• _EXERCISE_
Copy whichever lines contain the string "South".

• _SOURCE RECORDS_
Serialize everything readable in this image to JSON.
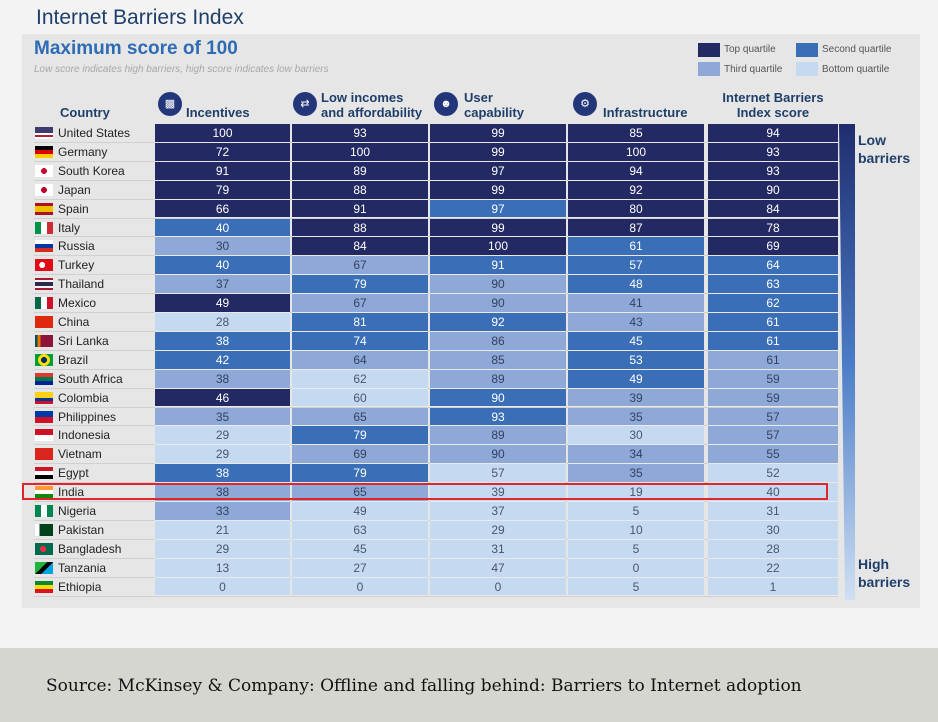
{
  "title": "Internet Barriers Index",
  "subtitle": "Maximum score of 100",
  "note": "Low score indicates high barriers, high score indicates low barriers",
  "legend": [
    {
      "label": "Top quartile",
      "color": "#232a63"
    },
    {
      "label": "Second quartile",
      "color": "#3a6fb8"
    },
    {
      "label": "Third quartile",
      "color": "#8ea9d8"
    },
    {
      "label": "Bottom quartile",
      "color": "#c5daf0"
    }
  ],
  "headers": {
    "country": "Country",
    "incentives": "Incentives",
    "incomes_line1": "Low incomes",
    "incomes_line2": "and affordability",
    "user_line1": "User",
    "user_line2": "capability",
    "infrastructure": "Infrastructure",
    "index_line1": "Internet Barriers",
    "index_line2": "Index score"
  },
  "side_labels": {
    "low_1": "Low",
    "low_2": "barriers",
    "high_1": "High",
    "high_2": "barriers"
  },
  "highlighted_country": "India",
  "source": "Source: McKinsey & Company: Offline and falling behind: Barriers to Internet adoption",
  "chart_data": {
    "type": "table",
    "title": "Internet Barriers Index",
    "columns": [
      "Incentives",
      "Low incomes and affordability",
      "User capability",
      "Infrastructure",
      "Internet Barriers Index score"
    ],
    "rows": [
      {
        "country": "United States",
        "values": [
          100,
          93,
          99,
          85,
          94
        ],
        "quartiles": [
          1,
          1,
          1,
          1,
          1
        ]
      },
      {
        "country": "Germany",
        "values": [
          72,
          100,
          99,
          100,
          93
        ],
        "quartiles": [
          1,
          1,
          1,
          1,
          1
        ]
      },
      {
        "country": "South Korea",
        "values": [
          91,
          89,
          97,
          94,
          93
        ],
        "quartiles": [
          1,
          1,
          1,
          1,
          1
        ]
      },
      {
        "country": "Japan",
        "values": [
          79,
          88,
          99,
          92,
          90
        ],
        "quartiles": [
          1,
          1,
          1,
          1,
          1
        ]
      },
      {
        "country": "Spain",
        "values": [
          66,
          91,
          97,
          80,
          84
        ],
        "quartiles": [
          1,
          1,
          2,
          1,
          1
        ]
      },
      {
        "country": "Italy",
        "values": [
          40,
          88,
          99,
          87,
          78
        ],
        "quartiles": [
          2,
          1,
          1,
          1,
          1
        ]
      },
      {
        "country": "Russia",
        "values": [
          30,
          84,
          100,
          61,
          69
        ],
        "quartiles": [
          3,
          1,
          1,
          2,
          1
        ]
      },
      {
        "country": "Turkey",
        "values": [
          40,
          67,
          91,
          57,
          64
        ],
        "quartiles": [
          2,
          3,
          2,
          2,
          2
        ]
      },
      {
        "country": "Thailand",
        "values": [
          37,
          79,
          90,
          48,
          63
        ],
        "quartiles": [
          3,
          2,
          3,
          2,
          2
        ]
      },
      {
        "country": "Mexico",
        "values": [
          49,
          67,
          90,
          41,
          62
        ],
        "quartiles": [
          1,
          3,
          3,
          3,
          2
        ]
      },
      {
        "country": "China",
        "values": [
          28,
          81,
          92,
          43,
          61
        ],
        "quartiles": [
          4,
          2,
          2,
          3,
          2
        ]
      },
      {
        "country": "Sri Lanka",
        "values": [
          38,
          74,
          86,
          45,
          61
        ],
        "quartiles": [
          2,
          2,
          3,
          2,
          2
        ]
      },
      {
        "country": "Brazil",
        "values": [
          42,
          64,
          85,
          53,
          61
        ],
        "quartiles": [
          2,
          3,
          3,
          2,
          3
        ]
      },
      {
        "country": "South Africa",
        "values": [
          38,
          62,
          89,
          49,
          59
        ],
        "quartiles": [
          3,
          4,
          3,
          2,
          3
        ]
      },
      {
        "country": "Colombia",
        "values": [
          46,
          60,
          90,
          39,
          59
        ],
        "quartiles": [
          1,
          4,
          2,
          3,
          3
        ]
      },
      {
        "country": "Philippines",
        "values": [
          35,
          65,
          93,
          35,
          57
        ],
        "quartiles": [
          3,
          3,
          2,
          3,
          3
        ]
      },
      {
        "country": "Indonesia",
        "values": [
          29,
          79,
          89,
          30,
          57
        ],
        "quartiles": [
          4,
          2,
          3,
          4,
          3
        ]
      },
      {
        "country": "Vietnam",
        "values": [
          29,
          69,
          90,
          34,
          55
        ],
        "quartiles": [
          4,
          3,
          3,
          3,
          3
        ]
      },
      {
        "country": "Egypt",
        "values": [
          38,
          79,
          57,
          35,
          52
        ],
        "quartiles": [
          2,
          2,
          4,
          3,
          4
        ]
      },
      {
        "country": "India",
        "values": [
          38,
          65,
          39,
          19,
          40
        ],
        "quartiles": [
          3,
          3,
          4,
          4,
          4
        ]
      },
      {
        "country": "Nigeria",
        "values": [
          33,
          49,
          37,
          5,
          31
        ],
        "quartiles": [
          3,
          4,
          4,
          4,
          4
        ]
      },
      {
        "country": "Pakistan",
        "values": [
          21,
          63,
          29,
          10,
          30
        ],
        "quartiles": [
          4,
          4,
          4,
          4,
          4
        ]
      },
      {
        "country": "Bangladesh",
        "values": [
          29,
          45,
          31,
          5,
          28
        ],
        "quartiles": [
          4,
          4,
          4,
          4,
          4
        ]
      },
      {
        "country": "Tanzania",
        "values": [
          13,
          27,
          47,
          0,
          22
        ],
        "quartiles": [
          4,
          4,
          4,
          4,
          4
        ]
      },
      {
        "country": "Ethiopia",
        "values": [
          0,
          0,
          0,
          5,
          1
        ],
        "quartiles": [
          4,
          4,
          4,
          4,
          4
        ]
      }
    ]
  }
}
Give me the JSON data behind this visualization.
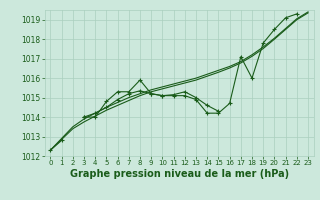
{
  "title": "Graphe pression niveau de la mer (hPa)",
  "x_hours": [
    0,
    1,
    2,
    3,
    4,
    5,
    6,
    7,
    8,
    9,
    10,
    11,
    12,
    13,
    14,
    15,
    16,
    17,
    18,
    19,
    20,
    21,
    22,
    23
  ],
  "line1": [
    1012.3,
    1012.8,
    null,
    1014.0,
    1014.0,
    1014.8,
    1015.3,
    1015.3,
    1015.9,
    1015.2,
    1015.1,
    1015.1,
    1015.1,
    1014.9,
    1014.2,
    1014.2,
    1014.7,
    1017.1,
    1016.0,
    1017.8,
    1018.5,
    1019.1,
    1019.3,
    null
  ],
  "line2_x": [
    3,
    4,
    5,
    6,
    7,
    8,
    9,
    10,
    11,
    12,
    13,
    14,
    15
  ],
  "line2_y": [
    1014.0,
    1014.2,
    1014.5,
    1014.9,
    1015.2,
    1015.35,
    1015.2,
    1015.1,
    1015.15,
    1015.3,
    1015.0,
    1014.6,
    1014.3
  ],
  "line3_smooth": [
    1012.3,
    1012.9,
    1013.5,
    1013.9,
    1014.2,
    1014.5,
    1014.75,
    1015.0,
    1015.2,
    1015.4,
    1015.55,
    1015.7,
    1015.85,
    1016.0,
    1016.2,
    1016.4,
    1016.6,
    1016.85,
    1017.2,
    1017.6,
    1018.05,
    1018.55,
    1019.05,
    1019.4
  ],
  "line4_smooth": [
    1012.3,
    1012.85,
    1013.4,
    1013.75,
    1014.05,
    1014.35,
    1014.6,
    1014.85,
    1015.1,
    1015.3,
    1015.45,
    1015.6,
    1015.75,
    1015.9,
    1016.1,
    1016.3,
    1016.52,
    1016.78,
    1017.12,
    1017.52,
    1018.0,
    1018.5,
    1019.0,
    1019.35
  ],
  "ylim": [
    1012,
    1019.5
  ],
  "yticks": [
    1012,
    1013,
    1014,
    1015,
    1016,
    1017,
    1018,
    1019
  ],
  "xticks": [
    0,
    1,
    2,
    3,
    4,
    5,
    6,
    7,
    8,
    9,
    10,
    11,
    12,
    13,
    14,
    15,
    16,
    17,
    18,
    19,
    20,
    21,
    22,
    23
  ],
  "line_color": "#1a5c1a",
  "bg_color": "#cce8dc",
  "grid_color": "#aacfbe",
  "title_color": "#1a5c1a",
  "title_fontsize": 7.0,
  "tick_fontsize": 5.5,
  "xtick_fontsize": 5.0
}
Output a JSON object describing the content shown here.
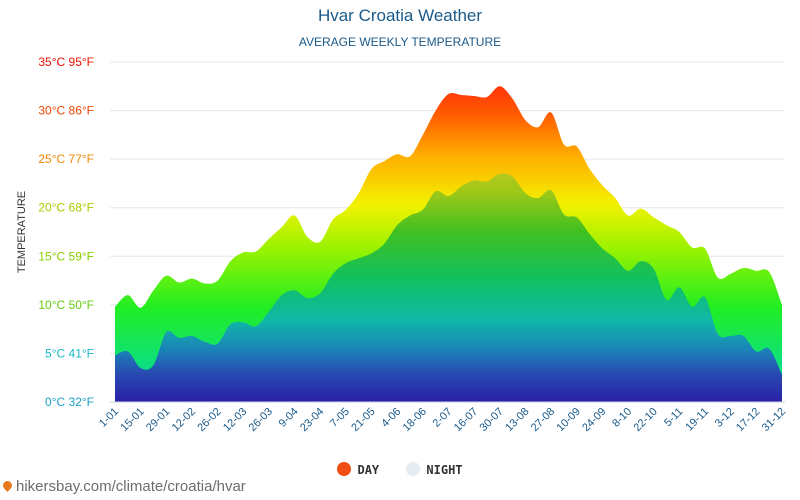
{
  "chart_data": {
    "type": "area",
    "title": "Hvar Croatia Weather",
    "subtitle": "AVERAGE WEEKLY TEMPERATURE",
    "ylabel": "TEMPERATURE",
    "ylim": [
      0,
      35
    ],
    "yticks": [
      {
        "value": 0,
        "label": "0°C 32°F",
        "color": "#1aa0c8"
      },
      {
        "value": 5,
        "label": "5°C 41°F",
        "color": "#1ab8c8"
      },
      {
        "value": 10,
        "label": "10°C 50°F",
        "color": "#66cc11"
      },
      {
        "value": 15,
        "label": "15°C 59°F",
        "color": "#88cc00"
      },
      {
        "value": 20,
        "label": "20°C 68°F",
        "color": "#aacc00"
      },
      {
        "value": 25,
        "label": "25°C 77°F",
        "color": "#ee8800"
      },
      {
        "value": 30,
        "label": "30°C 86°F",
        "color": "#ee4400"
      },
      {
        "value": 35,
        "label": "35°C 95°F",
        "color": "#ee1100"
      }
    ],
    "xtick_labels": [
      "1-01",
      "15-01",
      "29-01",
      "12-02",
      "26-02",
      "12-03",
      "26-03",
      "9-04",
      "23-04",
      "7-05",
      "21-05",
      "4-06",
      "18-06",
      "2-07",
      "16-07",
      "30-07",
      "13-08",
      "27-08",
      "10-09",
      "24-09",
      "8-10",
      "22-10",
      "5-11",
      "19-11",
      "3-12",
      "17-12",
      "31-12"
    ],
    "series": [
      {
        "name": "DAY",
        "color": "#f04e12",
        "values": [
          9.8,
          11.0,
          9.7,
          11.5,
          13.0,
          12.3,
          12.7,
          12.2,
          12.5,
          14.5,
          15.4,
          15.5,
          16.8,
          18.0,
          19.2,
          17.0,
          16.5,
          18.8,
          19.8,
          21.5,
          24.0,
          24.8,
          25.5,
          25.3,
          27.5,
          30.0,
          31.7,
          31.6,
          31.5,
          31.4,
          32.5,
          31.2,
          29.0,
          28.3,
          29.8,
          26.5,
          26.3,
          24.0,
          22.3,
          21.0,
          19.2,
          19.9,
          19.0,
          18.2,
          17.5,
          15.9,
          15.8,
          12.8,
          13.2,
          13.8,
          13.5,
          13.4,
          10.0
        ]
      },
      {
        "name": "NIGHT",
        "color": "#e6ebf2",
        "values": [
          4.8,
          5.2,
          3.5,
          3.8,
          7.2,
          6.6,
          6.8,
          6.2,
          6.0,
          8.0,
          8.2,
          7.8,
          9.3,
          11.0,
          11.5,
          10.7,
          11.2,
          13.2,
          14.3,
          14.8,
          15.3,
          16.3,
          18.2,
          19.2,
          19.8,
          21.7,
          21.2,
          22.2,
          22.8,
          22.7,
          23.5,
          23.2,
          21.5,
          21.0,
          21.8,
          19.3,
          19.0,
          17.3,
          15.8,
          14.8,
          13.5,
          14.5,
          13.7,
          10.5,
          11.8,
          9.8,
          10.8,
          7.0,
          6.8,
          6.8,
          5.2,
          5.5,
          2.8
        ]
      }
    ]
  },
  "legend": {
    "day_label": "DAY",
    "night_label": "NIGHT",
    "day_color": "#f04e12",
    "night_color": "#e6ebf2"
  },
  "footer": {
    "text": "hikersbay.com/climate/croatia/hvar"
  }
}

• _THE OUTPUT_
        "country": "South Korea",
        "country": "South Africa",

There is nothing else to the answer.